* _Direction_:
Would you repeat the listing exactly but omit every picture?

* _Records provided_:
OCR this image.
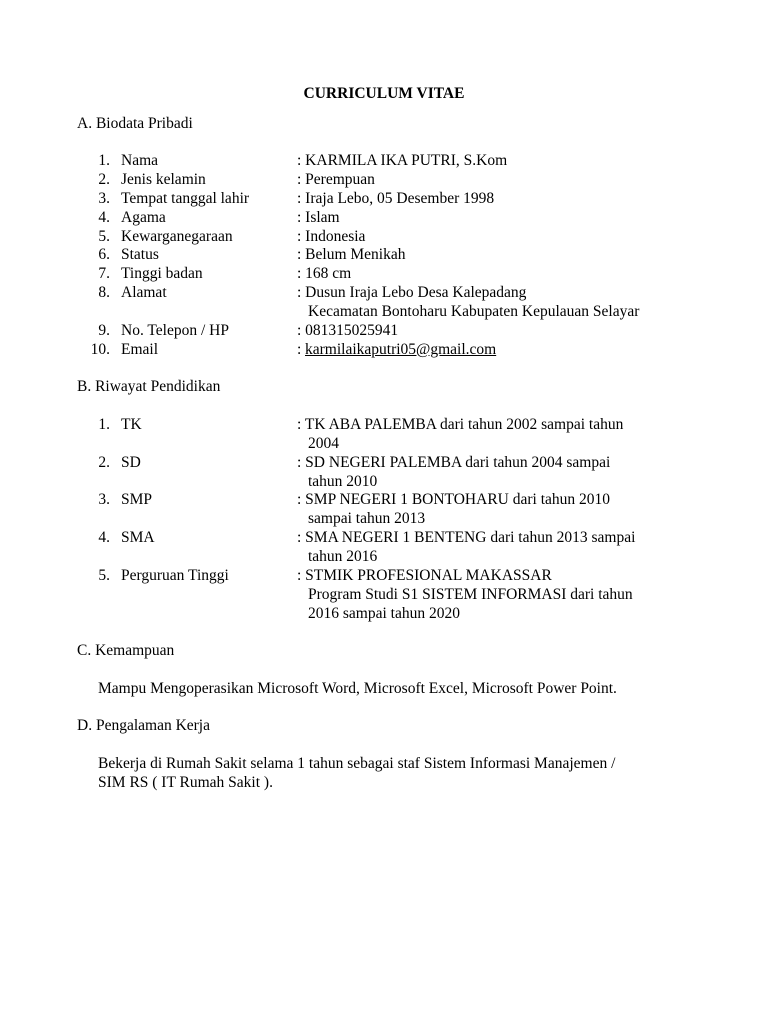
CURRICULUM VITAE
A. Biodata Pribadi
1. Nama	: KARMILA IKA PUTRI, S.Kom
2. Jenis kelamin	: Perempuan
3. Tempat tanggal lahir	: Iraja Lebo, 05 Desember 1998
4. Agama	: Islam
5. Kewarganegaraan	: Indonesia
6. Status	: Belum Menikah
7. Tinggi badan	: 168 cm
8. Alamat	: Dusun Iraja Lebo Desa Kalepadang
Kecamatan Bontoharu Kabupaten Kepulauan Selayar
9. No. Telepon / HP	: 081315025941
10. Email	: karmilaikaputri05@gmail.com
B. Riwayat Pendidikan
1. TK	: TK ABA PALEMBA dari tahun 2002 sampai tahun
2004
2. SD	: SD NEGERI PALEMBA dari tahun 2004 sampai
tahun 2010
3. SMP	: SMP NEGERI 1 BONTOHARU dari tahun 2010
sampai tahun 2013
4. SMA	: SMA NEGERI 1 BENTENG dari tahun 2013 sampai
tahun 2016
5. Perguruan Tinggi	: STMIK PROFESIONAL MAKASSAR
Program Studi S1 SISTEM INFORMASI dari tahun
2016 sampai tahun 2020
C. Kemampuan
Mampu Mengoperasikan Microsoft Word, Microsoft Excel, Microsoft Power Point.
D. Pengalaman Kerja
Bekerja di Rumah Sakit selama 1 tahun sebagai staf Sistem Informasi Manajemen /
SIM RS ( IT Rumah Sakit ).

* _Result of the exercise_:
OCR this image.
CURRICULUM VITAE
A. Biodata Pribadi
1. Nama	: KARMILA IKA PUTRI, S.Kom
2. Jenis kelamin	: Perempuan
3. Tempat tanggal lahir	: Iraja Lebo, 05 Desember 1998
4. Agama	: Islam
5. Kewarganegaraan	: Indonesia
6. Status	: Belum Menikah
7. Tinggi badan	: 168 cm
8. Alamat	: Dusun Iraja Lebo Desa Kalepadang
Kecamatan Bontoharu Kabupaten Kepulauan Selayar
9. No. Telepon / HP	: 081315025941
10. Email	: karmilaikaputri05@gmail.com
B. Riwayat Pendidikan
1. TK	: TK ABA PALEMBA dari tahun 2002 sampai tahun
2004
2. SD	: SD NEGERI PALEMBA dari tahun 2004 sampai
tahun 2010
3. SMP	: SMP NEGERI 1 BONTOHARU dari tahun 2010
sampai tahun 2013
4. SMA	: SMA NEGERI 1 BENTENG dari tahun 2013 sampai
tahun 2016
5. Perguruan Tinggi	: STMIK PROFESIONAL MAKASSAR
Program Studi S1 SISTEM INFORMASI dari tahun
2016 sampai tahun 2020
C. Kemampuan
Mampu Mengoperasikan Microsoft Word, Microsoft Excel, Microsoft Power Point.
D. Pengalaman Kerja
Bekerja di Rumah Sakit selama 1 tahun sebagai staf Sistem Informasi Manajemen /
SIM RS ( IT Rumah Sakit ).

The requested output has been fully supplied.